===== Data for the task

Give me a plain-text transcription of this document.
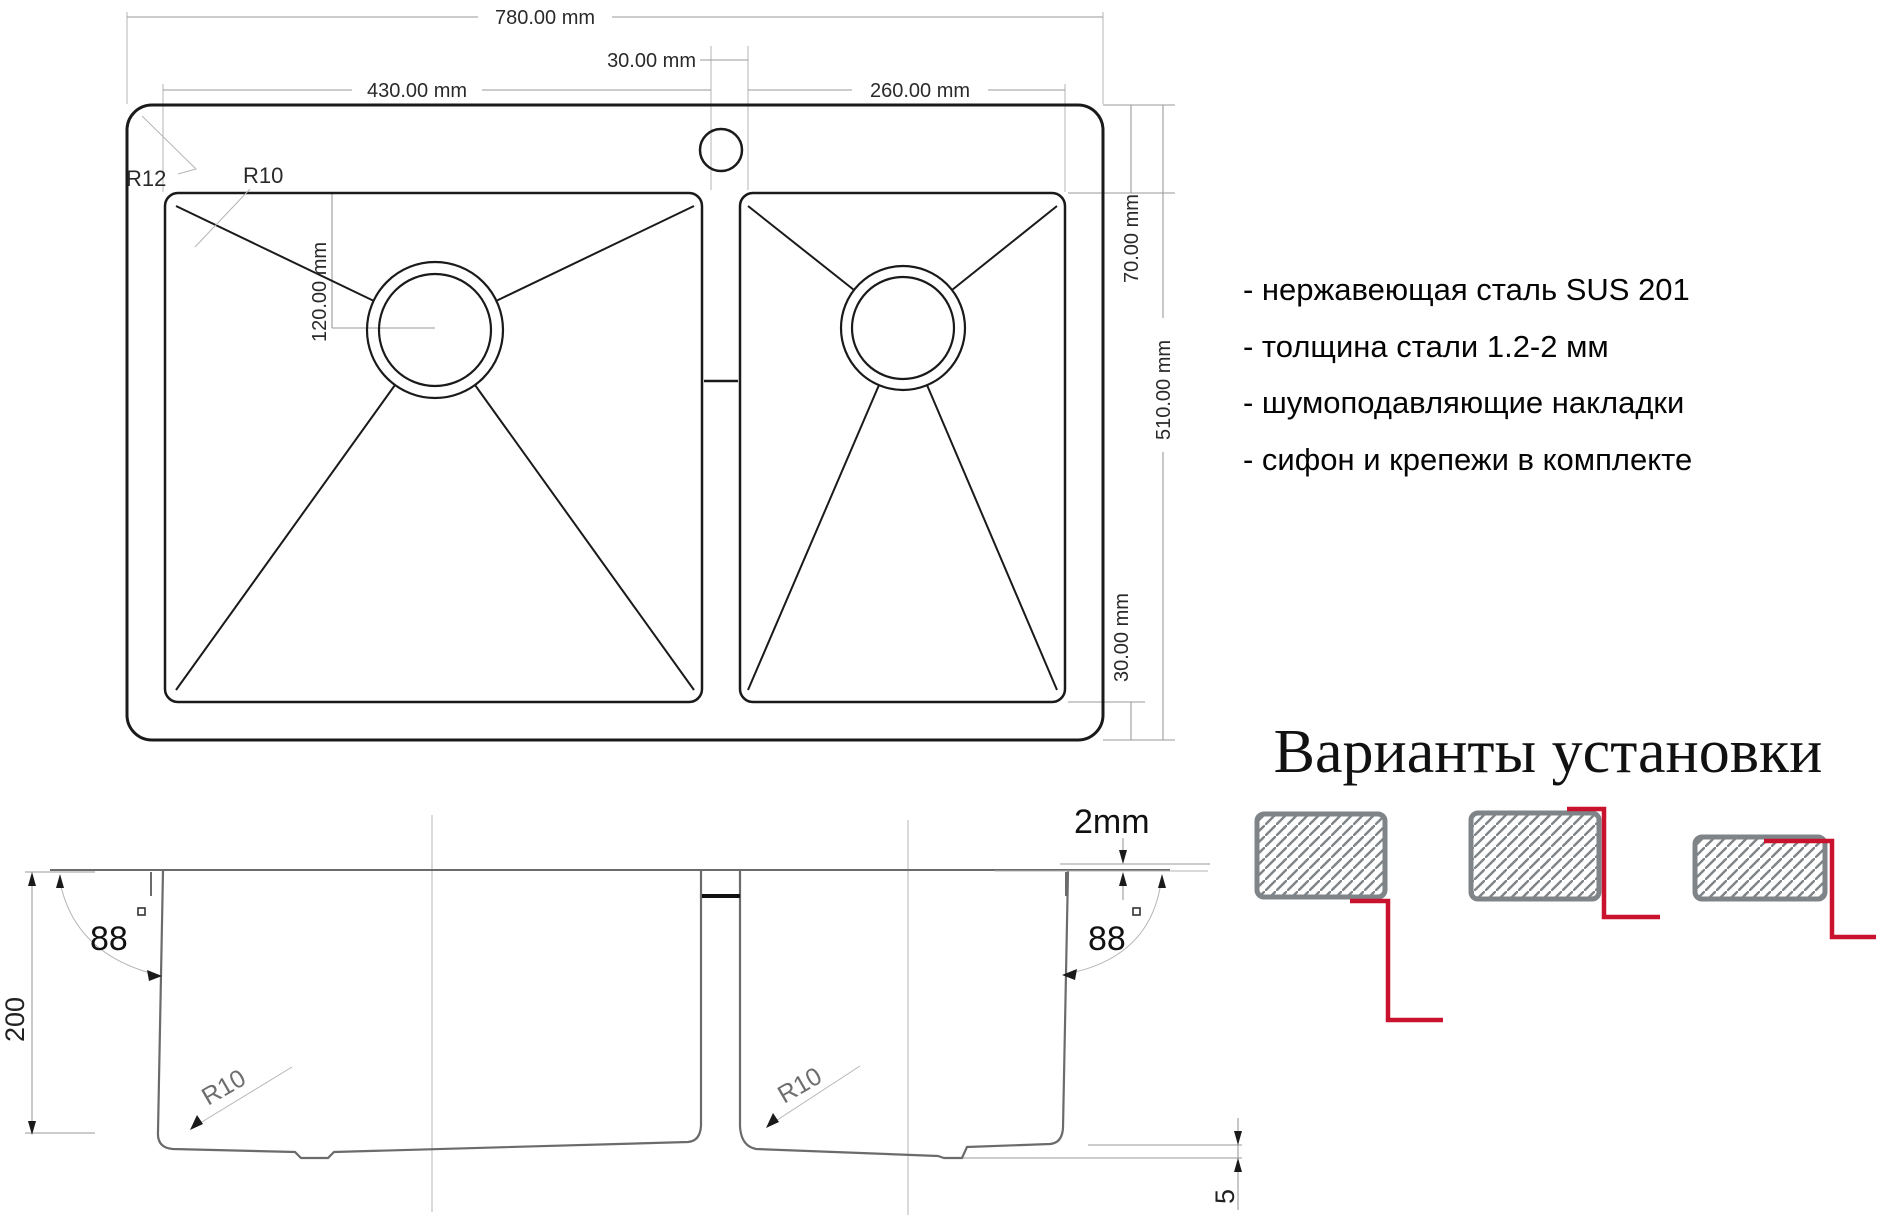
780.00 mm
30.00 mm
430.00 mm	260.00 mm
R12	R10
120.00 mm
70.00 mm
510.00 mm
30.00 mm
200
88	88
2mm
R10	R10
5
- нержавеющая сталь SUS 201
- толщина стали 1.2-2 мм
- шумоподавляющие накладки
- сифон и крепежи в комплекте
Варианты установки
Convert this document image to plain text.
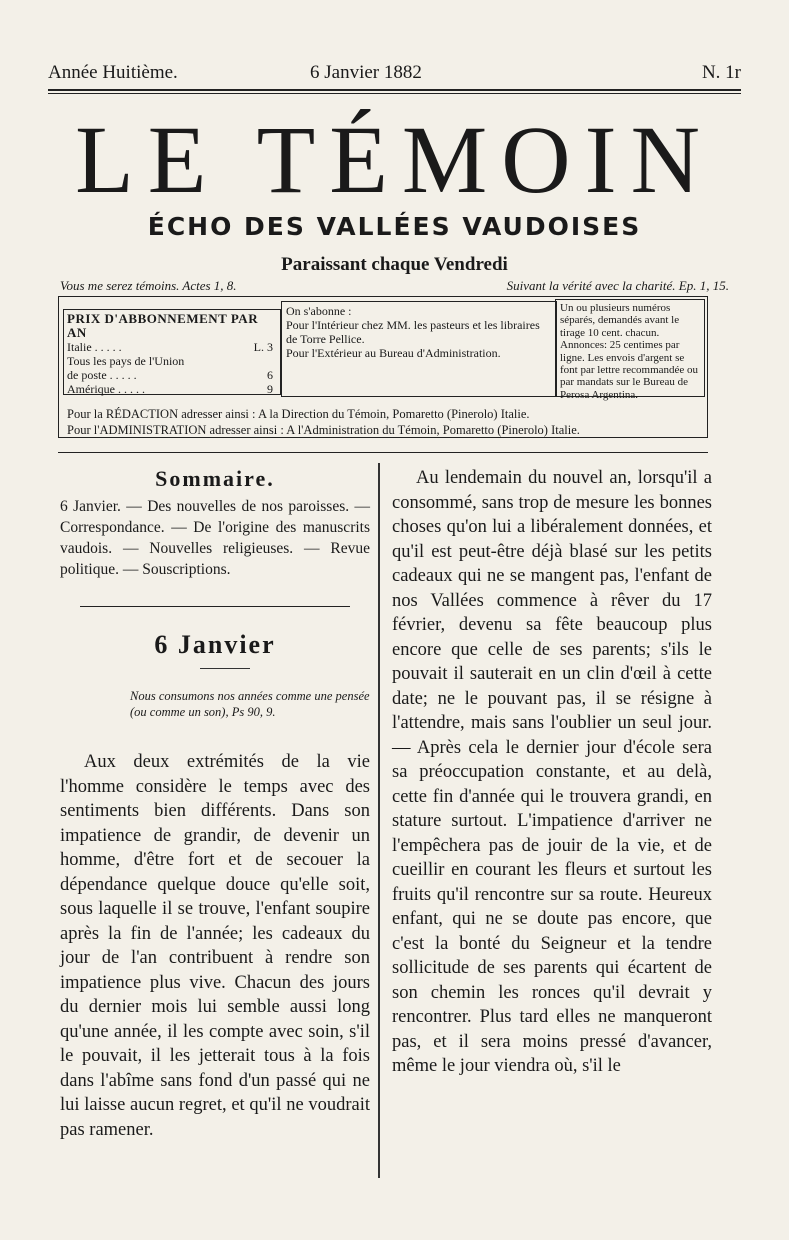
Année Huitième.	6 Janvier 1882	N. 1r
LE TÉMOIN
ÉCHO DES VALLÉES VAUDOISES
Paraissant chaque Vendredi
Vous me serez témoins. Actes 1, 8.	Suivant la vérité avec la charité. Ep. 1, 15.
PRIX D'ABBONNEMENT PAR AN
Italie . . . . .	L. 3
Tous les pays de l'Union
de poste . . . . .	6
Amérique . . . . .	9
On s'abonne :
Pour l'Intérieur chez MM. les pasteurs et les libraires de Torre Pellice.
Pour l'Extérieur au Bureau d'Administration.
Un ou plusieurs numéros séparés, demandés avant le tirage 10 cent. chacun. Annonces: 25 centimes par ligne. Les envois d'argent se font par lettre recommandée ou par mandats sur le Bureau de Perosa Argentina.
Pour la RÉDACTION adresser ainsi : A la Direction du Témoin, Pomaretto (Pinerolo) Italie.
Pour l'ADMINISTRATION adresser ainsi : A l'Administration du Témoin, Pomaretto (Pinerolo) Italie.
Sommaire.
6 Janvier. — Des nouvelles de nos paroisses. — Correspondance. — De l'origine des manuscrits vaudois. — Nouvelles religieuses. — Revue politique. — Souscriptions.
6 Janvier
Nous consumons nos années comme une pensée (ou comme un son), Ps 90, 9.

Aux deux extrémités de la vie l'homme considère le temps avec des sentiments bien différents. Dans son impatience de grandir, de devenir un homme, d'être fort et de secouer la dépendance quelque douce qu'elle soit, sous laquelle il se trouve, l'enfant soupire après la fin de l'année; les cadeaux du jour de l'an contribuent à rendre son impatience plus vive. Chacun des jours du dernier mois lui semble aussi long qu'une année, il les compte avec soin, s'il le pouvait, il les jetterait tous à la fois dans l'abîme sans fond d'un passé qui ne lui laisse aucun regret, et qu'il ne voudrait pas ramener.

Au lendemain du nouvel an, lorsqu'il a consommé, sans trop de mesure les bonnes choses qu'on lui a libéralement données, et qu'il est peut-être déjà blasé sur les petits cadeaux qui ne se mangent pas, l'enfant de nos Vallées commence à rêver du 17 février, devenu sa fête beaucoup plus encore que celle de ses parents; s'ils le pouvait il sauterait en un clin d'œil à cette date; ne le pouvant pas, il se résigne à l'attendre, mais sans l'oublier un seul jour. — Après cela le dernier jour d'école sera sa préoccupation constante, et au delà, cette fin d'année qui le trouvera grandi, en stature surtout. L'impatience d'arriver ne l'empêchera pas de jouir de la vie, et de cueillir en courant les fleurs et surtout les fruits qu'il rencontre sur sa route. Heureux enfant, qui ne se doute pas encore, que c'est la bonté du Seigneur et la tendre sollicitude de ses parents qui écartent de son chemin les ronces qu'il devrait y rencontrer. Plus tard elles ne manqueront pas, et il sera moins pressé d'avancer, même le jour viendra où, s'il le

==========

:: Do this ::
Give an exact copy of the material, leaving out every picture.

:: Finished exercise ::
Give me a plain-text transcription of this document.
780.00 mm
30.00 mm
430.00 mm	260.00 mm
R12	R10
120.00 mm
70.00 mm
510.00 mm
30.00 mm
200
88	88
2mm
R10	R10
5
- нержавеющая сталь SUS 201
- толщина стали 1.2-2 мм
- шумоподавляющие накладки
- сифон и крепежи в комплекте
Варианты установки
Convert this document image to plain text.
Année Huitième.	6 Janvier 1882	N. 1r
LE TÉMOIN
ÉCHO DES VALLÉES VAUDOISES
Paraissant chaque Vendredi
Vous me serez témoins. Actes 1, 8.	Suivant la vérité avec la charité. Ep. 1, 15.
PRIX D'ABBONNEMENT PAR AN
Italie . . . . .	L. 3
Tous les pays de l'Union
de poste . . . . .	6
Amérique . . . . .	9
On s'abonne :
Pour l'Intérieur chez MM. les pasteurs et les libraires de Torre Pellice.
Pour l'Extérieur au Bureau d'Administration.
Un ou plusieurs numéros séparés, demandés avant le tirage 10 cent. chacun. Annonces: 25 centimes par ligne. Les envois d'argent se font par lettre recommandée ou par mandats sur le Bureau de Perosa Argentina.
Pour la RÉDACTION adresser ainsi : A la Direction du Témoin, Pomaretto (Pinerolo) Italie.
Pour l'ADMINISTRATION adresser ainsi : A l'Administration du Témoin, Pomaretto (Pinerolo) Italie.
Sommaire.
6 Janvier. — Des nouvelles de nos paroisses. — Correspondance. — De l'origine des manuscrits vaudois. — Nouvelles religieuses. — Revue politique. — Souscriptions.
6 Janvier
Nous consumons nos années comme une pensée (ou comme un son), Ps 90, 9.

Aux deux extrémités de la vie l'homme considère le temps avec des sentiments bien différents. Dans son impatience de grandir, de devenir un homme, d'être fort et de secouer la dépendance quelque douce qu'elle soit, sous laquelle il se trouve, l'enfant soupire après la fin de l'année; les cadeaux du jour de l'an contribuent à rendre son impatience plus vive. Chacun des jours du dernier mois lui semble aussi long qu'une année, il les compte avec soin, s'il le pouvait, il les jetterait tous à la fois dans l'abîme sans fond d'un passé qui ne lui laisse aucun regret, et qu'il ne voudrait pas ramener.

Au lendemain du nouvel an, lorsqu'il a consommé, sans trop de mesure les bonnes choses qu'on lui a libéralement données, et qu'il est peut-être déjà blasé sur les petits cadeaux qui ne se mangent pas, l'enfant de nos Vallées commence à rêver du 17 février, devenu sa fête beaucoup plus encore que celle de ses parents; s'ils le pouvait il sauterait en un clin d'œil à cette date; ne le pouvant pas, il se résigne à l'attendre, mais sans l'oublier un seul jour. — Après cela le dernier jour d'école sera sa préoccupation constante, et au delà, cette fin d'année qui le trouvera grandi, en stature surtout. L'impatience d'arriver ne l'empêchera pas de jouir de la vie, et de cueillir en courant les fleurs et surtout les fruits qu'il rencontre sur sa route. Heureux enfant, qui ne se doute pas encore, que c'est la bonté du Seigneur et la tendre sollicitude de ses parents qui écartent de son chemin les ronces qu'il devrait y rencontrer. Plus tard elles ne manqueront pas, et il sera moins pressé d'avancer, même le jour viendra où, s'il le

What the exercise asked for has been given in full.